— start of Data to process —

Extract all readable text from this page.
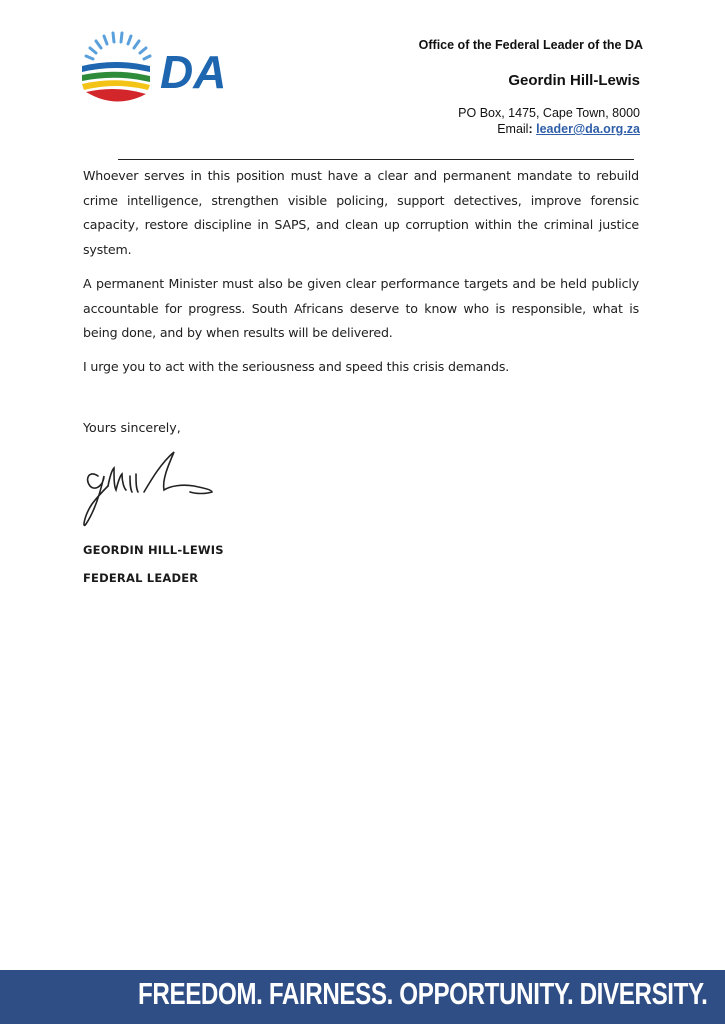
DA
Office of the Federal Leader of the DA
Geordin Hill-Lewis
PO Box, 1475, Cape Town, 8000
Email: leader@da.org.za

Whoever serves in this position must have a clear and permanent mandate to rebuild crime intelligence, strengthen visible policing, support detectives, improve forensic capacity, restore discipline in SAPS, and clean up corruption within the criminal justice system.

A permanent Minister must also be given clear performance targets and be held publicly accountable for progress. South Africans deserve to know who is responsible, what is being done, and by when results will be delivered.

I urge you to act with the seriousness and speed this crisis demands.

Yours sincerely,
GEORDIN HILL-LEWIS
FEDERAL LEADER
FREEDOM. FAIRNESS. OPPORTUNITY. DIVERSITY.
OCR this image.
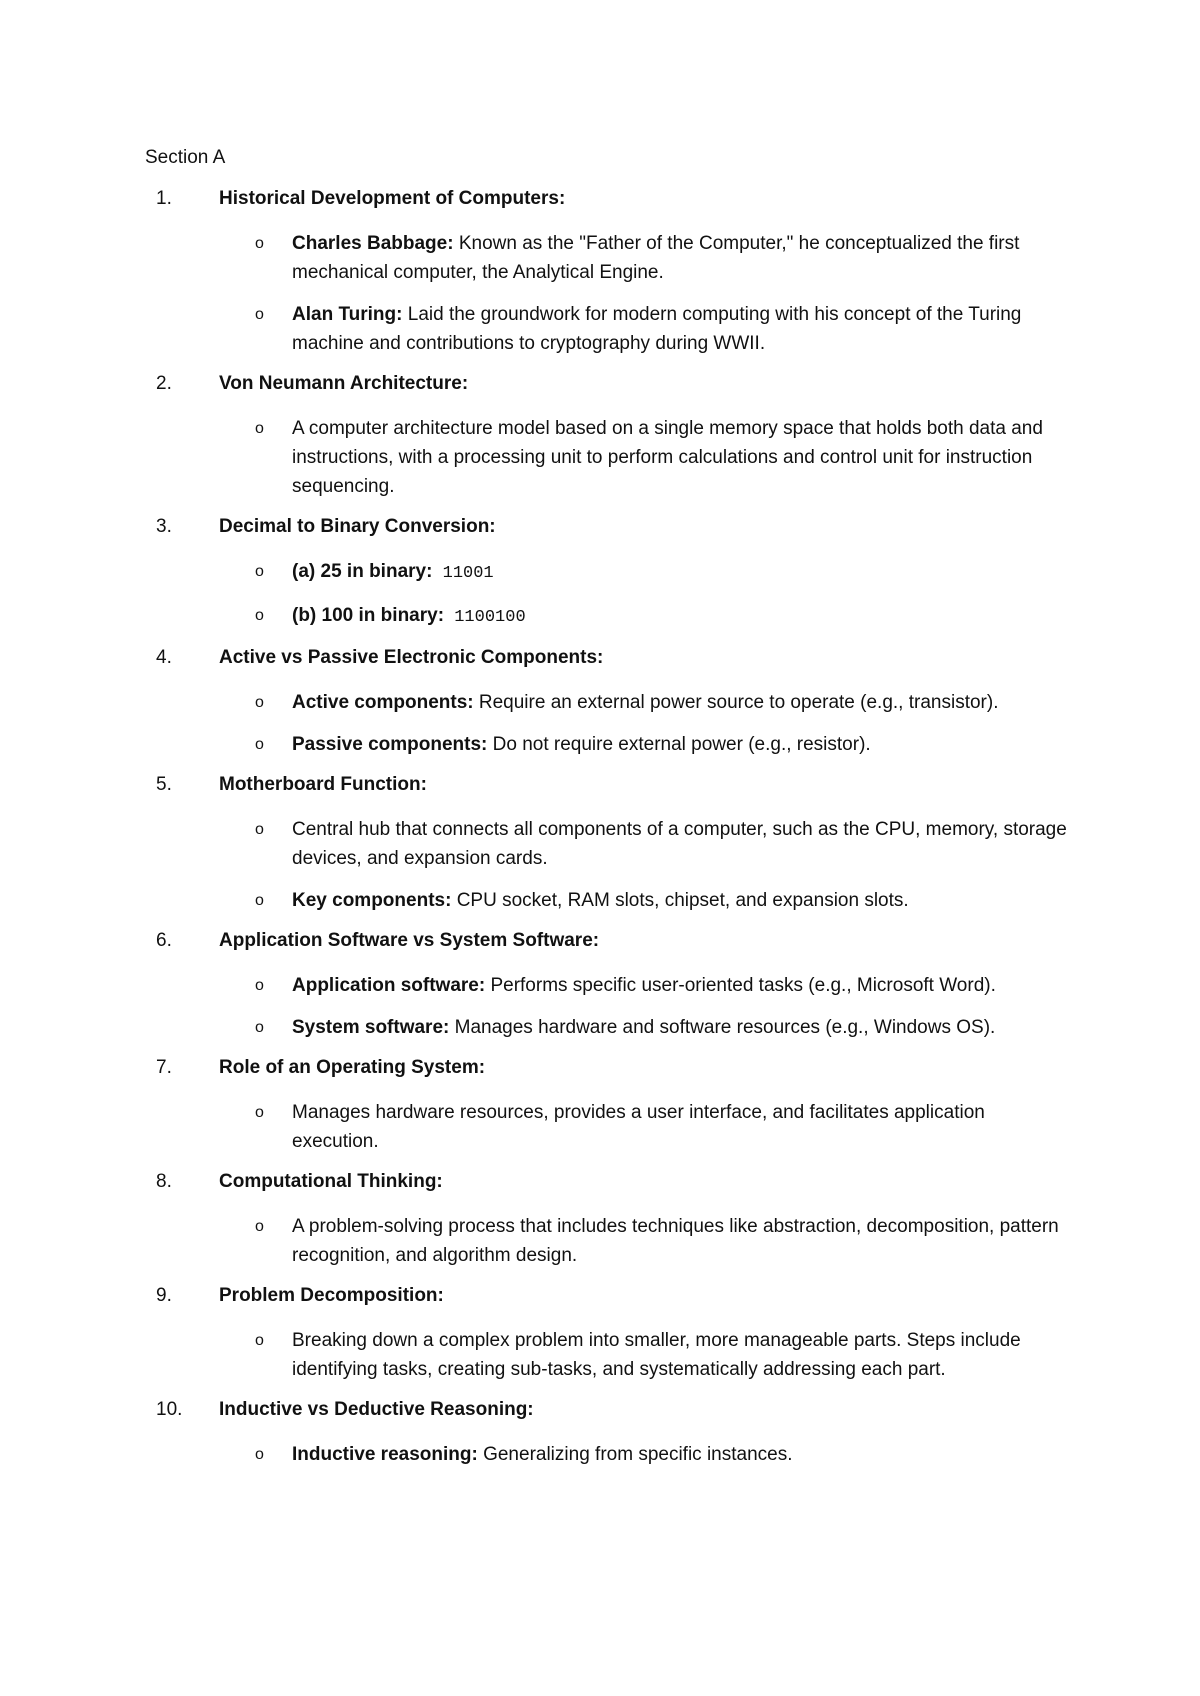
Section A

1.	Historical Development of Computers:
o Charles Babbage: Known as the "Father of the Computer," he conceptualized the first mechanical computer, the Analytical Engine.
o Alan Turing: Laid the groundwork for modern computing with his concept of the Turing machine and contributions to cryptography during WWII.
2.	Von Neumann Architecture:
o A computer architecture model based on a single memory space that holds both data and instructions, with a processing unit to perform calculations and control unit for instruction sequencing.
3.	Decimal to Binary Conversion:
o (a) 25 in binary: 11001
o (b) 100 in binary: 1100100
4.	Active vs Passive Electronic Components:
o Active components: Require an external power source to operate (e.g., transistor).
o Passive components: Do not require external power (e.g., resistor).
5.	Motherboard Function:
o Central hub that connects all components of a computer, such as the CPU, memory, storage devices, and expansion cards.
o Key components: CPU socket, RAM slots, chipset, and expansion slots.
6.	Application Software vs System Software:
o Application software: Performs specific user-oriented tasks (e.g., Microsoft Word).
o System software: Manages hardware and software resources (e.g., Windows OS).
7.	Role of an Operating System:
o Manages hardware resources, provides a user interface, and facilitates application execution.
8.	Computational Thinking:
o A problem-solving process that includes techniques like abstraction, decomposition, pattern recognition, and algorithm design.
9.	Problem Decomposition:
o Breaking down a complex problem into smaller, more manageable parts. Steps include identifying tasks, creating sub-tasks, and systematically addressing each part.
10.	Inductive vs Deductive Reasoning:
o Inductive reasoning: Generalizing from specific instances.
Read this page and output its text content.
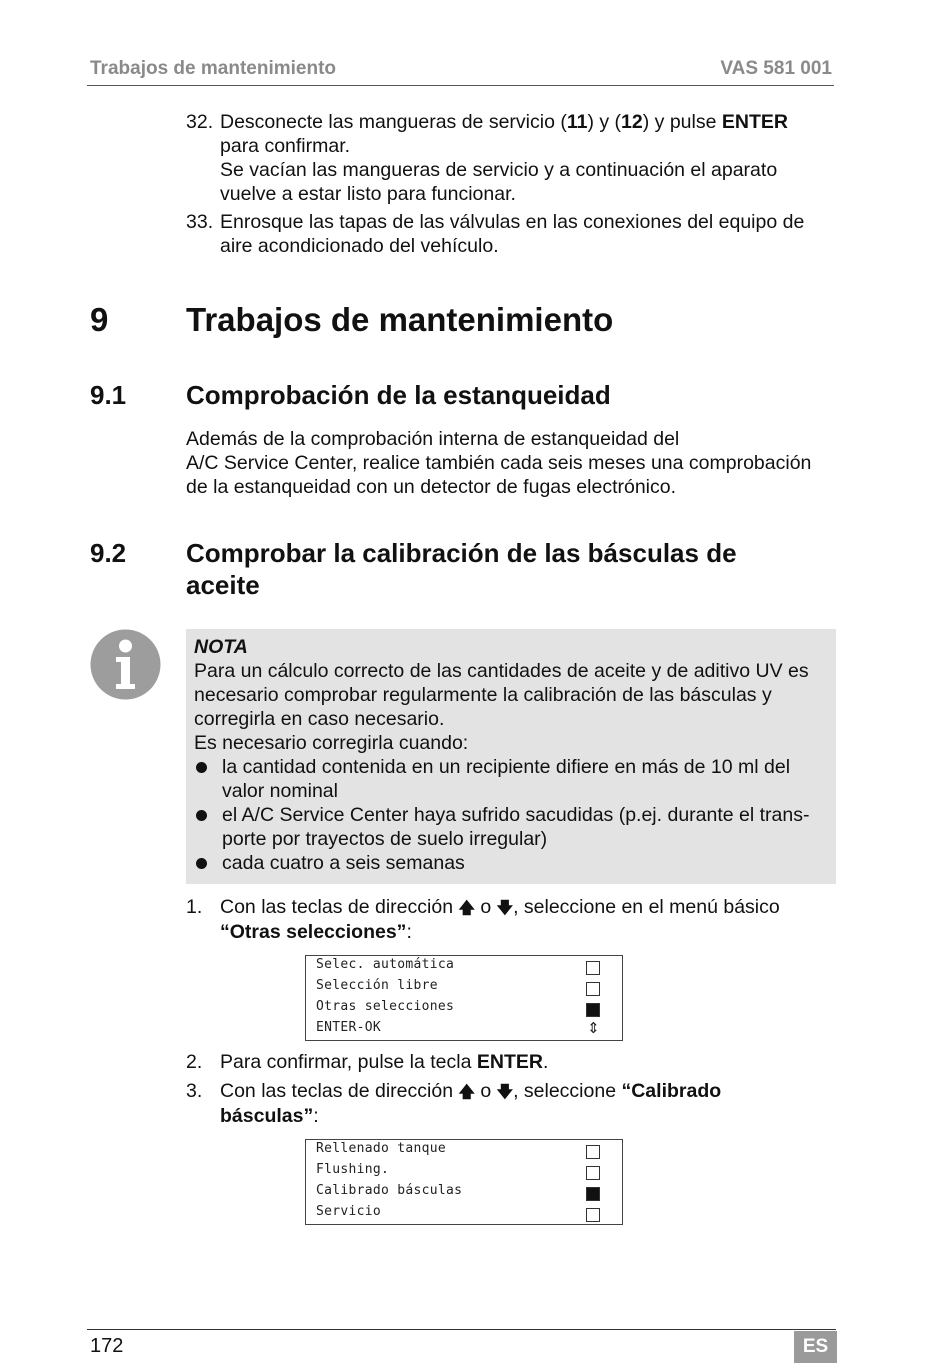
Trabajos de mantenimiento	VAS 581 001
32. Desconecte las mangueras de servicio (11) y (12) y pulse ENTER
para confirmar.
Se vacían las mangueras de servicio y a continuación el aparato
vuelve a estar listo para funcionar.
33. Enrosque las tapas de las válvulas en las conexiones del equipo de
aire acondicionado del vehículo.
9 Trabajos de mantenimiento
9.1 Comprobación de la estanqueidad
Además de la comprobación interna de estanqueidad del
A/C Service Center, realice también cada seis meses una comprobación
de la estanqueidad con un detector de fugas electrónico.
9.2 Comprobar la calibración de las básculas de
aceite
NOTA
Para un cálculo correcto de las cantidades de aceite y de aditivo UV es
necesario comprobar regularmente la calibración de las básculas y
corregirla en caso necesario.
Es necesario corregirla cuando:
la cantidad contenida en un recipiente difiere en más de 10 ml del
valor nominal
el A/C Service Center haya sufrido sacudidas (p.ej. durante el trans-
porte por trayectos de suelo irregular)
cada cuatro a seis semanas
1. Con las teclas de dirección 🡅 o 🡇, seleccione en el menú básico
“Otras selecciones”:
Selec. automática
Selección libre
Otras selecciones
ENTER-OK	⇕
2. Para confirmar, pulse la tecla ENTER.
3. Con las teclas de dirección 🡅 o 🡇, seleccione “Calibrado
básculas”:
Rellenado tanque
Flushing.
Calibrado básculas
Servicio
172	ES
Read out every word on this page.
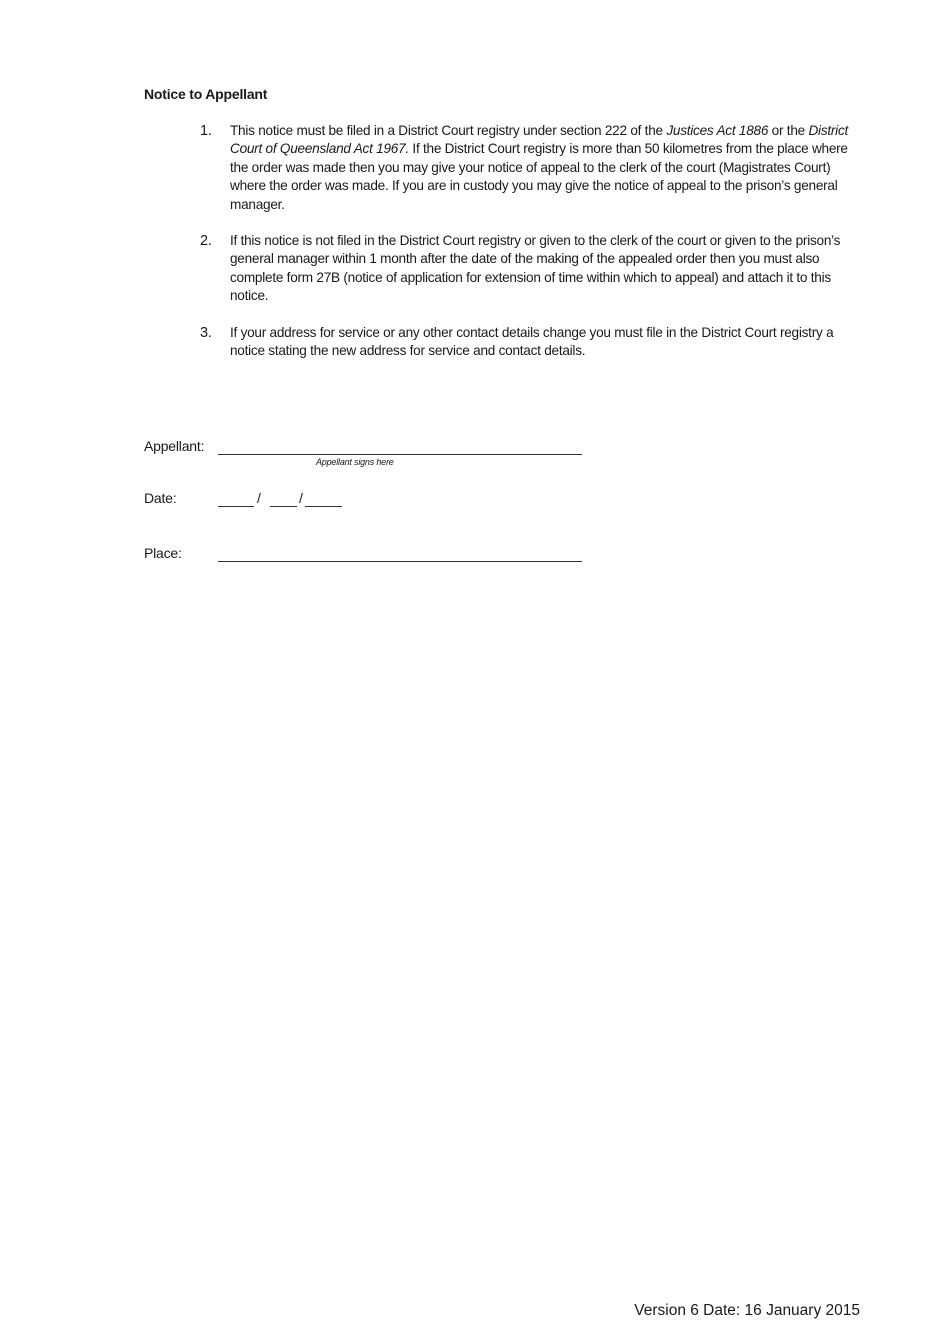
Notice to Appellant
1. This notice must be filed in a District Court registry under section 222 of the Justices Act 1886 or the District Court of Queensland Act 1967. If the District Court registry is more than 50 kilometres from the place where the order was made then you may give your notice of appeal to the clerk of the court (Magistrates Court) where the order was made. If you are in custody you may give the notice of appeal to the prison’s general manager.
2. If this notice is not filed in the District Court registry or given to the clerk of the court or given to the prison’s general manager within 1 month after the date of the making of the appealed order then you must also complete form 27B (notice of application for extension of time within which to appeal) and attach it to this notice.
3. If your address for service or any other contact details change you must file in the District Court registry a notice stating the new address for service and contact details.
Appellant:
Appellant signs here
Date:	/	/
Place:
Version 6 Date: 16 January 2015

— end of Data to process —

# Set exercise:
Give the entries again without a single change, but with no pictures.

# Result of this task:
Extract all readable text from this page.
DA
Office of the Federal Leader of the DA
Geordin Hill-Lewis
PO Box, 1475, Cape Town, 8000
Email: leader@da.org.za

Whoever serves in this position must have a clear and permanent mandate to rebuild crime intelligence, strengthen visible policing, support detectives, improve forensic capacity, restore discipline in SAPS, and clean up corruption within the criminal justice system.

A permanent Minister must also be given clear performance targets and be held publicly accountable for progress. South Africans deserve to know who is responsible, what is being done, and by when results will be delivered.

I urge you to act with the seriousness and speed this crisis demands.

Yours sincerely,
GEORDIN HILL-LEWIS
FEDERAL LEADER
FREEDOM. FAIRNESS. OPPORTUNITY. DIVERSITY.
OCR this image.
Section A

1.	Historical Development of Computers:
o Charles Babbage: Known as the "Father of the Computer," he conceptualized the first mechanical computer, the Analytical Engine.
o Alan Turing: Laid the groundwork for modern computing with his concept of the Turing machine and contributions to cryptography during WWII.
2.	Von Neumann Architecture:
o A computer architecture model based on a single memory space that holds both data and instructions, with a processing unit to perform calculations and control unit for instruction sequencing.
3.	Decimal to Binary Conversion:
o (a) 25 in binary: 11001
o (b) 100 in binary: 1100100
4.	Active vs Passive Electronic Components:
o Active components: Require an external power source to operate (e.g., transistor).
o Passive components: Do not require external power (e.g., resistor).
5.	Motherboard Function:
o Central hub that connects all components of a computer, such as the CPU, memory, storage devices, and expansion cards.
o Key components: CPU socket, RAM slots, chipset, and expansion slots.
6.	Application Software vs System Software:
o Application software: Performs specific user-oriented tasks (e.g., Microsoft Word).
o System software: Manages hardware and software resources (e.g., Windows OS).
7.	Role of an Operating System:
o Manages hardware resources, provides a user interface, and facilitates application execution.
8.	Computational Thinking:
o A problem-solving process that includes techniques like abstraction, decomposition, pattern recognition, and algorithm design.
9.	Problem Decomposition:
o Breaking down a complex problem into smaller, more manageable parts. Steps include identifying tasks, creating sub-tasks, and systematically addressing each part.
10.	Inductive vs Deductive Reasoning:
o Inductive reasoning: Generalizing from specific instances.
Read this page and output its text content.
Trabajos de mantenimiento	VAS 581 001
32. Desconecte las mangueras de servicio (11) y (12) y pulse ENTER
para confirmar.
Se vacían las mangueras de servicio y a continuación el aparato
vuelve a estar listo para funcionar.
33. Enrosque las tapas de las válvulas en las conexiones del equipo de
aire acondicionado del vehículo.
9 Trabajos de mantenimiento
9.1 Comprobación de la estanqueidad
Además de la comprobación interna de estanqueidad del
A/C Service Center, realice también cada seis meses una comprobación
de la estanqueidad con un detector de fugas electrónico.
9.2 Comprobar la calibración de las básculas de
aceite
NOTA
Para un cálculo correcto de las cantidades de aceite y de aditivo UV es
necesario comprobar regularmente la calibración de las básculas y
corregirla en caso necesario.
Es necesario corregirla cuando:
la cantidad contenida en un recipiente difiere en más de 10 ml del
valor nominal
el A/C Service Center haya sufrido sacudidas (p.ej. durante el trans-
porte por trayectos de suelo irregular)
cada cuatro a seis semanas
1. Con las teclas de dirección 🡅 o 🡇, seleccione en el menú básico
“Otras selecciones”:
Selec. automática
Selección libre
Otras selecciones
ENTER-OK	⇕
2. Para confirmar, pulse la tecla ENTER.
3. Con las teclas de dirección 🡅 o 🡇, seleccione “Calibrado
básculas”:
Rellenado tanque
Flushing.
Calibrado básculas
Servicio
172	ES
Read out every word on this page.
Notice to Appellant
1. This notice must be filed in a District Court registry under section 222 of the Justices Act 1886 or the District Court of Queensland Act 1967. If the District Court registry is more than 50 kilometres from the place where the order was made then you may give your notice of appeal to the clerk of the court (Magistrates Court) where the order was made. If you are in custody you may give the notice of appeal to the prison’s general manager.
2. If this notice is not filed in the District Court registry or given to the clerk of the court or given to the prison’s general manager within 1 month after the date of the making of the appealed order then you must also complete form 27B (notice of application for extension of time within which to appeal) and attach it to this notice.
3. If your address for service or any other contact details change you must file in the District Court registry a notice stating the new address for service and contact details.
Appellant:
Appellant signs here
Date:	/	/
Place:
Version 6 Date: 16 January 2015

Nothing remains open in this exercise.